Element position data
--- START ---
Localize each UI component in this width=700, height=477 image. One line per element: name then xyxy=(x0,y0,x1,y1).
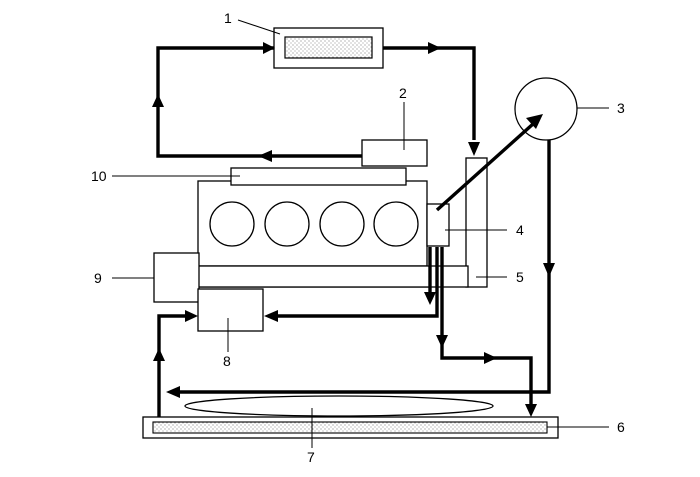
component-9-box xyxy=(153,252,200,303)
component-10-cover xyxy=(230,167,407,186)
label-5: 5 xyxy=(516,269,524,285)
cylinder-4 xyxy=(373,201,419,247)
arrow-down-to-sump xyxy=(525,404,537,417)
cylinder-3 xyxy=(319,201,365,247)
label-3: 3 xyxy=(617,100,625,116)
cylinder-2 xyxy=(264,201,310,247)
label-7: 7 xyxy=(307,449,315,465)
component-4-block xyxy=(426,203,450,247)
label-8: 8 xyxy=(223,353,231,369)
arrow-right-top xyxy=(428,42,441,54)
arrow-heads xyxy=(152,42,555,417)
arrow-down-4b xyxy=(436,335,448,348)
arrow-left-top xyxy=(258,150,272,162)
leader-lines xyxy=(112,19,609,448)
label-6: 6 xyxy=(617,419,625,435)
number-labels: 1 2 3 4 5 6 7 8 9 10 xyxy=(91,10,625,465)
component-2-box xyxy=(361,139,428,167)
component-1-cooler xyxy=(273,27,384,69)
component-5-housing xyxy=(465,157,488,288)
label-2: 2 xyxy=(399,85,407,101)
label-9: 9 xyxy=(94,270,102,286)
arrow-up-from-sump xyxy=(153,348,165,361)
label-4: 4 xyxy=(516,222,524,238)
arrow-left-to-8 xyxy=(264,310,278,322)
arrow-down-right xyxy=(543,263,555,277)
arrow-up-left xyxy=(152,94,164,107)
arrow-right-mid xyxy=(484,352,497,364)
arrow-right-to-1 xyxy=(263,42,275,54)
arrow-left-bottom xyxy=(166,386,180,398)
label-10: 10 xyxy=(91,168,107,184)
component-8-box xyxy=(197,288,264,332)
arrow-down-4a xyxy=(424,292,436,305)
flow-lines xyxy=(156,46,551,417)
component-6-sump xyxy=(142,416,559,439)
arrow-down-to-5 xyxy=(468,142,480,156)
arrow-to-pump xyxy=(526,114,543,129)
label-1: 1 xyxy=(224,10,232,26)
arrow-right-to-8 xyxy=(185,310,198,322)
component-7-oil-level xyxy=(184,395,494,417)
cylinder-1 xyxy=(209,201,255,247)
--- END ---
- [Stated problem]: Please duplicate the part of the listing that opens with the line containing "component-9-box xyxy=(153,252,200,303)" and runs through the end of the listing, keeping each line unchanged.

- [Result of the task]:
component-9-box xyxy=(153,252,200,303)
component-10-cover xyxy=(230,167,407,186)
label-5: 5 xyxy=(516,269,524,285)
cylinder-4 xyxy=(373,201,419,247)
arrow-down-to-sump xyxy=(525,404,537,417)
cylinder-3 xyxy=(319,201,365,247)
label-3: 3 xyxy=(617,100,625,116)
cylinder-2 xyxy=(264,201,310,247)
label-7: 7 xyxy=(307,449,315,465)
component-4-block xyxy=(426,203,450,247)
label-8: 8 xyxy=(223,353,231,369)
arrow-right-top xyxy=(428,42,441,54)
arrow-heads xyxy=(152,42,555,417)
arrow-down-4b xyxy=(436,335,448,348)
arrow-left-top xyxy=(258,150,272,162)
leader-lines xyxy=(112,19,609,448)
label-6: 6 xyxy=(617,419,625,435)
number-labels: 1 2 3 4 5 6 7 8 9 10 xyxy=(91,10,625,465)
component-2-box xyxy=(361,139,428,167)
component-1-cooler xyxy=(273,27,384,69)
component-5-housing xyxy=(465,157,488,288)
label-2: 2 xyxy=(399,85,407,101)
label-9: 9 xyxy=(94,270,102,286)
arrow-up-from-sump xyxy=(153,348,165,361)
label-4: 4 xyxy=(516,222,524,238)
arrow-left-to-8 xyxy=(264,310,278,322)
arrow-down-right xyxy=(543,263,555,277)
arrow-up-left xyxy=(152,94,164,107)
arrow-right-mid xyxy=(484,352,497,364)
arrow-right-to-1 xyxy=(263,42,275,54)
arrow-left-bottom xyxy=(166,386,180,398)
label-10: 10 xyxy=(91,168,107,184)
component-8-box xyxy=(197,288,264,332)
arrow-down-4a xyxy=(424,292,436,305)
flow-lines xyxy=(156,46,551,417)
component-6-sump xyxy=(142,416,559,439)
arrow-down-to-5 xyxy=(468,142,480,156)
arrow-to-pump xyxy=(526,114,543,129)
label-1: 1 xyxy=(224,10,232,26)
arrow-right-to-8 xyxy=(185,310,198,322)
component-7-oil-level xyxy=(184,395,494,417)
cylinder-1 xyxy=(209,201,255,247)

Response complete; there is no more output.